━━━ PROVIDED DATA

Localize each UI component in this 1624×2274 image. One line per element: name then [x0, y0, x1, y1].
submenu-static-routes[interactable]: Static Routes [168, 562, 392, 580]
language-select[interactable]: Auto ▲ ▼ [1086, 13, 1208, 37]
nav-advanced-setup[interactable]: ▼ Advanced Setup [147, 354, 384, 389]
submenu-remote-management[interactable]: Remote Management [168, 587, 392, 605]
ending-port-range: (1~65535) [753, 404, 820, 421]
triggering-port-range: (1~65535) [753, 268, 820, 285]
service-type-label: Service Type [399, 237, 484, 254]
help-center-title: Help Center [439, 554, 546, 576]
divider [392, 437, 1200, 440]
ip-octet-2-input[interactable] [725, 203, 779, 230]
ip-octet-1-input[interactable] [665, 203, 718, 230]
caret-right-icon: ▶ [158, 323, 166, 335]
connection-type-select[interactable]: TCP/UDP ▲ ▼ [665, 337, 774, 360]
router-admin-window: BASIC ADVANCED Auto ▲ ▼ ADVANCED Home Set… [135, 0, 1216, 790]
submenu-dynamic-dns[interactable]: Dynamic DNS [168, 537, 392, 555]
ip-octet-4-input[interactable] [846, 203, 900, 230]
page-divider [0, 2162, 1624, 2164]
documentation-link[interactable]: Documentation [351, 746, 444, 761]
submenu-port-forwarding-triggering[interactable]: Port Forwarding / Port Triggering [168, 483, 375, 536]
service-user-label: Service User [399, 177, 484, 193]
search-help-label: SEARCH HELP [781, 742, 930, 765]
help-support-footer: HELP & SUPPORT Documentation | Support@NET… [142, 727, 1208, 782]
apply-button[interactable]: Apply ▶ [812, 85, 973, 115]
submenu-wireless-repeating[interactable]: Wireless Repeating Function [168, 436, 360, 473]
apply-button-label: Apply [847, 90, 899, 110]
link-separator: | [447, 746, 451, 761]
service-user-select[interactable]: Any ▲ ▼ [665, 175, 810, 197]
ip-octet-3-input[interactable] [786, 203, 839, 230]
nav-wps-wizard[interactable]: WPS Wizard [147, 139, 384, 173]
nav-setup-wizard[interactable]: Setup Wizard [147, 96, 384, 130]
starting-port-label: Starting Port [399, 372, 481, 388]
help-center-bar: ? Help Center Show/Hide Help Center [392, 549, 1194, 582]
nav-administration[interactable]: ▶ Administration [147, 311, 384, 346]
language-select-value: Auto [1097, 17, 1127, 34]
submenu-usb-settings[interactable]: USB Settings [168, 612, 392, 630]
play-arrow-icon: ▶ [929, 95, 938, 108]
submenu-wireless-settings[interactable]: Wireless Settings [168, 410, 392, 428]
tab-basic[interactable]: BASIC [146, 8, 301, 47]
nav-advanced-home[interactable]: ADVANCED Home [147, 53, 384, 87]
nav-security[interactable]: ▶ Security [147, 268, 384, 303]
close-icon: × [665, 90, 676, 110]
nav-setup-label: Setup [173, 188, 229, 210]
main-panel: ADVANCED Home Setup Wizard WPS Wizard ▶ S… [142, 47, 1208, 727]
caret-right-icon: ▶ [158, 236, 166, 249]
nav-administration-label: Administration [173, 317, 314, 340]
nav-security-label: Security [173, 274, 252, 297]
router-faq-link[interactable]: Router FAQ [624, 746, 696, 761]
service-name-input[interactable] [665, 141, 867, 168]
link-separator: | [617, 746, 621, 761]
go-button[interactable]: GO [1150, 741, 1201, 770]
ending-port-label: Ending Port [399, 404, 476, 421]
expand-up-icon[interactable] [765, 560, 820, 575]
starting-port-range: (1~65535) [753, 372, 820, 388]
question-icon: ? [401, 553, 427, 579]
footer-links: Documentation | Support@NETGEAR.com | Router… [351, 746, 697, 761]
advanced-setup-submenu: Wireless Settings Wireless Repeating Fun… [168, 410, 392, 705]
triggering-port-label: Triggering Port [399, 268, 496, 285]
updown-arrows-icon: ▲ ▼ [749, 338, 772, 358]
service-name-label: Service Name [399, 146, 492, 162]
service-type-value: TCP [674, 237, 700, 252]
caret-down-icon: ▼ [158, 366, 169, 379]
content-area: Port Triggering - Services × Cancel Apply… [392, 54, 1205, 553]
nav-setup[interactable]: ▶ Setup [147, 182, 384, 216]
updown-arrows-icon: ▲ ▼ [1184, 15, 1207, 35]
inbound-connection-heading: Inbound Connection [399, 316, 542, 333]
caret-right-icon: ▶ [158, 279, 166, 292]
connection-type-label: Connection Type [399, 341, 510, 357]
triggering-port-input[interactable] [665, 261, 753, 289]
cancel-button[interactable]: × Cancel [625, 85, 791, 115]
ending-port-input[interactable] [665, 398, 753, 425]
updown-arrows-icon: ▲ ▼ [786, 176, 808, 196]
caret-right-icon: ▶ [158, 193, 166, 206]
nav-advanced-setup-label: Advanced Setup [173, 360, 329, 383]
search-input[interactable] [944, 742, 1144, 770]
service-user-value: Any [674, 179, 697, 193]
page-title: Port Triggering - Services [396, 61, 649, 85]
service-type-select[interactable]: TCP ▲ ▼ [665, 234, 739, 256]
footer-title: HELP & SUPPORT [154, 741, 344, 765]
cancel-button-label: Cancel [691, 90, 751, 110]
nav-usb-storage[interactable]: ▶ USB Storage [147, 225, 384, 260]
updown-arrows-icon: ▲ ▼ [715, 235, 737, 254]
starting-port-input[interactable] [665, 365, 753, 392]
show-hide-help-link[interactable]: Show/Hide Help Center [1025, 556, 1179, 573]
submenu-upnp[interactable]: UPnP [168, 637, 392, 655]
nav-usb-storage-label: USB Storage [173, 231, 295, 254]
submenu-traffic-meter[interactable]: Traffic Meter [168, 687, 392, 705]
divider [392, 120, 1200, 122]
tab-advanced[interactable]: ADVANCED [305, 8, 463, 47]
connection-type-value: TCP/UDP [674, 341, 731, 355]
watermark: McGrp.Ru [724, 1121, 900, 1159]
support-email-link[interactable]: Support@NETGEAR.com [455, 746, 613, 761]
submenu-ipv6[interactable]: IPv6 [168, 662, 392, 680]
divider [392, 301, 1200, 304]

━━━━━━

== WHAT THE TASK ASKS ==
Copy every line of the listing verbatim, without changes.

== RESPONSE ==
Localize each UI component in this 1624×2274 image. One line per element: name then [x0, y0, x1, y1].
submenu-static-routes[interactable]: Static Routes [168, 562, 392, 580]
language-select[interactable]: Auto ▲ ▼ [1086, 13, 1208, 37]
nav-advanced-setup[interactable]: ▼ Advanced Setup [147, 354, 384, 389]
submenu-remote-management[interactable]: Remote Management [168, 587, 392, 605]
ending-port-range: (1~65535) [753, 404, 820, 421]
triggering-port-range: (1~65535) [753, 268, 820, 285]
service-type-label: Service Type [399, 237, 484, 254]
help-center-title: Help Center [439, 554, 546, 576]
divider [392, 437, 1200, 440]
ip-octet-2-input[interactable] [725, 203, 779, 230]
ip-octet-1-input[interactable] [665, 203, 718, 230]
caret-right-icon: ▶ [158, 323, 166, 335]
connection-type-select[interactable]: TCP/UDP ▲ ▼ [665, 337, 774, 360]
router-admin-window: BASIC ADVANCED Auto ▲ ▼ ADVANCED Home Set… [135, 0, 1216, 790]
submenu-dynamic-dns[interactable]: Dynamic DNS [168, 537, 392, 555]
ip-octet-4-input[interactable] [846, 203, 900, 230]
page-divider [0, 2162, 1624, 2164]
documentation-link[interactable]: Documentation [351, 746, 444, 761]
submenu-port-forwarding-triggering[interactable]: Port Forwarding / Port Triggering [168, 483, 375, 536]
service-user-label: Service User [399, 177, 484, 193]
search-help-label: SEARCH HELP [781, 742, 930, 765]
help-support-footer: HELP & SUPPORT Documentation | Support@NET… [142, 727, 1208, 782]
apply-button[interactable]: Apply ▶ [812, 85, 973, 115]
submenu-wireless-repeating[interactable]: Wireless Repeating Function [168, 436, 360, 473]
apply-button-label: Apply [847, 90, 899, 110]
link-separator: | [447, 746, 451, 761]
service-user-select[interactable]: Any ▲ ▼ [665, 175, 810, 197]
ip-octet-3-input[interactable] [786, 203, 839, 230]
nav-wps-wizard[interactable]: WPS Wizard [147, 139, 384, 173]
nav-setup-wizard[interactable]: Setup Wizard [147, 96, 384, 130]
starting-port-label: Starting Port [399, 372, 481, 388]
help-center-bar: ? Help Center Show/Hide Help Center [392, 549, 1194, 582]
nav-administration[interactable]: ▶ Administration [147, 311, 384, 346]
language-select-value: Auto [1097, 17, 1127, 34]
submenu-usb-settings[interactable]: USB Settings [168, 612, 392, 630]
play-arrow-icon: ▶ [929, 95, 938, 108]
submenu-wireless-settings[interactable]: Wireless Settings [168, 410, 392, 428]
tab-basic[interactable]: BASIC [146, 8, 301, 47]
nav-advanced-home[interactable]: ADVANCED Home [147, 53, 384, 87]
nav-security[interactable]: ▶ Security [147, 268, 384, 303]
close-icon: × [665, 90, 676, 110]
nav-setup-label: Setup [173, 188, 229, 210]
main-panel: ADVANCED Home Setup Wizard WPS Wizard ▶ S… [142, 47, 1208, 727]
caret-right-icon: ▶ [158, 236, 166, 249]
nav-administration-label: Administration [173, 317, 314, 340]
nav-security-label: Security [173, 274, 252, 297]
router-faq-link[interactable]: Router FAQ [624, 746, 696, 761]
service-name-input[interactable] [665, 141, 867, 168]
link-separator: | [617, 746, 621, 761]
go-button[interactable]: GO [1150, 741, 1201, 770]
ending-port-label: Ending Port [399, 404, 476, 421]
expand-up-icon[interactable] [765, 560, 820, 575]
starting-port-range: (1~65535) [753, 372, 820, 388]
question-icon: ? [401, 553, 427, 579]
footer-links: Documentation | Support@NETGEAR.com | Router… [351, 746, 697, 761]
advanced-setup-submenu: Wireless Settings Wireless Repeating Fun… [168, 410, 392, 705]
triggering-port-label: Triggering Port [399, 268, 496, 285]
updown-arrows-icon: ▲ ▼ [749, 338, 772, 358]
service-name-label: Service Name [399, 146, 492, 162]
service-type-value: TCP [674, 237, 700, 252]
caret-down-icon: ▼ [158, 366, 169, 379]
content-area: Port Triggering - Services × Cancel Apply… [392, 54, 1205, 553]
nav-setup[interactable]: ▶ Setup [147, 182, 384, 216]
updown-arrows-icon: ▲ ▼ [1184, 15, 1207, 35]
inbound-connection-heading: Inbound Connection [399, 316, 542, 333]
caret-right-icon: ▶ [158, 279, 166, 292]
connection-type-label: Connection Type [399, 341, 510, 357]
triggering-port-input[interactable] [665, 261, 753, 289]
cancel-button[interactable]: × Cancel [625, 85, 791, 115]
ending-port-input[interactable] [665, 398, 753, 425]
updown-arrows-icon: ▲ ▼ [786, 176, 808, 196]
caret-right-icon: ▶ [158, 193, 166, 206]
nav-advanced-setup-label: Advanced Setup [173, 360, 329, 383]
search-input[interactable] [944, 742, 1144, 770]
service-user-value: Any [674, 179, 697, 193]
page-title: Port Triggering - Services [396, 61, 649, 85]
service-type-select[interactable]: TCP ▲ ▼ [665, 234, 739, 256]
footer-title: HELP & SUPPORT [154, 741, 344, 765]
cancel-button-label: Cancel [691, 90, 751, 110]
nav-usb-storage[interactable]: ▶ USB Storage [147, 225, 384, 260]
updown-arrows-icon: ▲ ▼ [715, 235, 737, 254]
starting-port-input[interactable] [665, 365, 753, 392]
show-hide-help-link[interactable]: Show/Hide Help Center [1025, 556, 1179, 573]
submenu-upnp[interactable]: UPnP [168, 637, 392, 655]
nav-usb-storage-label: USB Storage [173, 231, 295, 254]
submenu-traffic-meter[interactable]: Traffic Meter [168, 687, 392, 705]
divider [392, 120, 1200, 122]
tab-advanced[interactable]: ADVANCED [305, 8, 463, 47]
connection-type-value: TCP/UDP [674, 341, 731, 355]
watermark: McGrp.Ru [724, 1121, 900, 1159]
support-email-link[interactable]: Support@NETGEAR.com [455, 746, 613, 761]
submenu-ipv6[interactable]: IPv6 [168, 662, 392, 680]
divider [392, 301, 1200, 304]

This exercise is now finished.